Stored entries
** Start **

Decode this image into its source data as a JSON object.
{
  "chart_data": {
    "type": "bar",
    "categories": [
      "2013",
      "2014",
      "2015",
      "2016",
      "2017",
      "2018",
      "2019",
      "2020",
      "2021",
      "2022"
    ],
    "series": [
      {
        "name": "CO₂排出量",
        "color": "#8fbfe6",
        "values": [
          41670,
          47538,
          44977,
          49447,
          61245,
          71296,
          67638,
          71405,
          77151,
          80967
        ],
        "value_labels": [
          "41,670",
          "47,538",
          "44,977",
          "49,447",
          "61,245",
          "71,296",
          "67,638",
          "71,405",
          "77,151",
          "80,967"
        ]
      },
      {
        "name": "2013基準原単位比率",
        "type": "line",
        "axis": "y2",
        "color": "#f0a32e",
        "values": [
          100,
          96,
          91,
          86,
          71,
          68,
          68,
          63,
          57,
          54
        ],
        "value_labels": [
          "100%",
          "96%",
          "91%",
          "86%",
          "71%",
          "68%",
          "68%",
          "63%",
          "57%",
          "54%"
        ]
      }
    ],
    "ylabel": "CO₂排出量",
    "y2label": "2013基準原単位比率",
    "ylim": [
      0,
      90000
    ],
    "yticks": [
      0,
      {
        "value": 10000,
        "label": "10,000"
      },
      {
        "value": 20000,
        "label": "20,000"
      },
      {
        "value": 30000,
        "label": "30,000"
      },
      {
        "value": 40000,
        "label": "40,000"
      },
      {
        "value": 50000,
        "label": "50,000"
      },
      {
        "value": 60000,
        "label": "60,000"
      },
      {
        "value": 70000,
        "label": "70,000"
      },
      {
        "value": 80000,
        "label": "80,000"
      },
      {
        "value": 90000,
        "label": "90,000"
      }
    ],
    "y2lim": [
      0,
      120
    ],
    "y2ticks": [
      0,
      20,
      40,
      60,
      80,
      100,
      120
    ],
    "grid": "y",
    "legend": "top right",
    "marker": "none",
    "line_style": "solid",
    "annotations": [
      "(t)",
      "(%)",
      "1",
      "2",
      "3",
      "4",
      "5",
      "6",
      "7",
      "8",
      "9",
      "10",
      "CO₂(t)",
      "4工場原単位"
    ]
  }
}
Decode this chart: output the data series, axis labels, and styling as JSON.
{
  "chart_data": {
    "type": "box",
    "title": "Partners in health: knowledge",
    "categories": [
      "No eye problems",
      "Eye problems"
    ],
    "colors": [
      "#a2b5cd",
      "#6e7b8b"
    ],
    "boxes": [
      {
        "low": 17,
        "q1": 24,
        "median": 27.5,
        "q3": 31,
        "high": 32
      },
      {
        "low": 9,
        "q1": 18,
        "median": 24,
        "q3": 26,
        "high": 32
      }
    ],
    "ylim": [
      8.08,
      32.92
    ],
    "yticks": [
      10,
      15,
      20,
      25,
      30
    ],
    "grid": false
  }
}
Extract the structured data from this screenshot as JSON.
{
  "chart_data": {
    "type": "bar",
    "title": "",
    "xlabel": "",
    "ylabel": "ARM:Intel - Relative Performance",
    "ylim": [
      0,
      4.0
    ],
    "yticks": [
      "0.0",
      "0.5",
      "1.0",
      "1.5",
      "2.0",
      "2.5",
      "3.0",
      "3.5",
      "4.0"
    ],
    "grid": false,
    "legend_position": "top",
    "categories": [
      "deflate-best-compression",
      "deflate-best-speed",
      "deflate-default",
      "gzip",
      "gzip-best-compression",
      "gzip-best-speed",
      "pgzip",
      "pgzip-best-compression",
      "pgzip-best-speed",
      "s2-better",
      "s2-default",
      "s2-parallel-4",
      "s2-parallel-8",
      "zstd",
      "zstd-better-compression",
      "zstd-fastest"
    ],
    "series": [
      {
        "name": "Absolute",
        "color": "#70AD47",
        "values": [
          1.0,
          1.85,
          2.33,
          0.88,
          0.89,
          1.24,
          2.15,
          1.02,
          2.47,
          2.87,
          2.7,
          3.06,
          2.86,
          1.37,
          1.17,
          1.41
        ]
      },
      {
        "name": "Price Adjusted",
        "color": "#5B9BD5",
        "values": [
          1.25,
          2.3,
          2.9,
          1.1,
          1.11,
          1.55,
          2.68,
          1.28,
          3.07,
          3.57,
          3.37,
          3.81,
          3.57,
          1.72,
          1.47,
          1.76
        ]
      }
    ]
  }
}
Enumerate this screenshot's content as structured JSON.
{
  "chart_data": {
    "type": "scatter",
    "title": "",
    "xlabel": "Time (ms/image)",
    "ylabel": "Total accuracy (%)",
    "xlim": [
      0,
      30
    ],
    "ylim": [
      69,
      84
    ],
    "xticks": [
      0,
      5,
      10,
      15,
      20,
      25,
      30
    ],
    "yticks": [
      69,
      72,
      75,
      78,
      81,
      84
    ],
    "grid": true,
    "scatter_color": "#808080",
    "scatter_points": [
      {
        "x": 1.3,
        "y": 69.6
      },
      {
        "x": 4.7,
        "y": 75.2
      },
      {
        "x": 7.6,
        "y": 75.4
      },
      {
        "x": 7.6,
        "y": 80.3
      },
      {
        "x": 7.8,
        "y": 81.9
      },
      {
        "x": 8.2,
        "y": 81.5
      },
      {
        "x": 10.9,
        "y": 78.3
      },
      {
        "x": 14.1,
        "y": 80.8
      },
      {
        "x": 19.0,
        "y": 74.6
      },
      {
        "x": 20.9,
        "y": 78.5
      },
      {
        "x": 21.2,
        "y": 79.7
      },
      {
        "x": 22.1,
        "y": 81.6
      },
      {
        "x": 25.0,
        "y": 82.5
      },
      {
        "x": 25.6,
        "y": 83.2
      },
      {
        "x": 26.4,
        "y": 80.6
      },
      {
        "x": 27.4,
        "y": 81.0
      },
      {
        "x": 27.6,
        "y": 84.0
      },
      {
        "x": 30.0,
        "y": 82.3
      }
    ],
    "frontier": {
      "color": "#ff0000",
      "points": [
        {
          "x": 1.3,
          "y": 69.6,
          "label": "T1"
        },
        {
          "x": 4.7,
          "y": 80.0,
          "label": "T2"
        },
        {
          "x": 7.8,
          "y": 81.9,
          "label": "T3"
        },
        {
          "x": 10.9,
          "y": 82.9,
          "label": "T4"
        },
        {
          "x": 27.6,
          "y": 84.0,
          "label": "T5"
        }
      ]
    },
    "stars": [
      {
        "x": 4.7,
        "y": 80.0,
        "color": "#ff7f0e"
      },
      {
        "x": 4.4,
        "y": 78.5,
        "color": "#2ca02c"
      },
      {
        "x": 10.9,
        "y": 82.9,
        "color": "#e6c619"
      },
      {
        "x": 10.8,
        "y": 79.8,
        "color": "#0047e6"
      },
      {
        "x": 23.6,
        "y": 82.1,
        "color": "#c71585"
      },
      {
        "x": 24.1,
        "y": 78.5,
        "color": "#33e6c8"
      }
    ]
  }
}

** End **

> **TASK REQUIREMENTS**: Locate the string "ylabel" in the listing above and copy every line where it occurs.

> **RESULT OF THE TASK**:
    "ylabel": "CO₂排出量",
    "ylabel": "ARM:Intel - Relative Performance",
    "ylabel": "Total accuracy (%)",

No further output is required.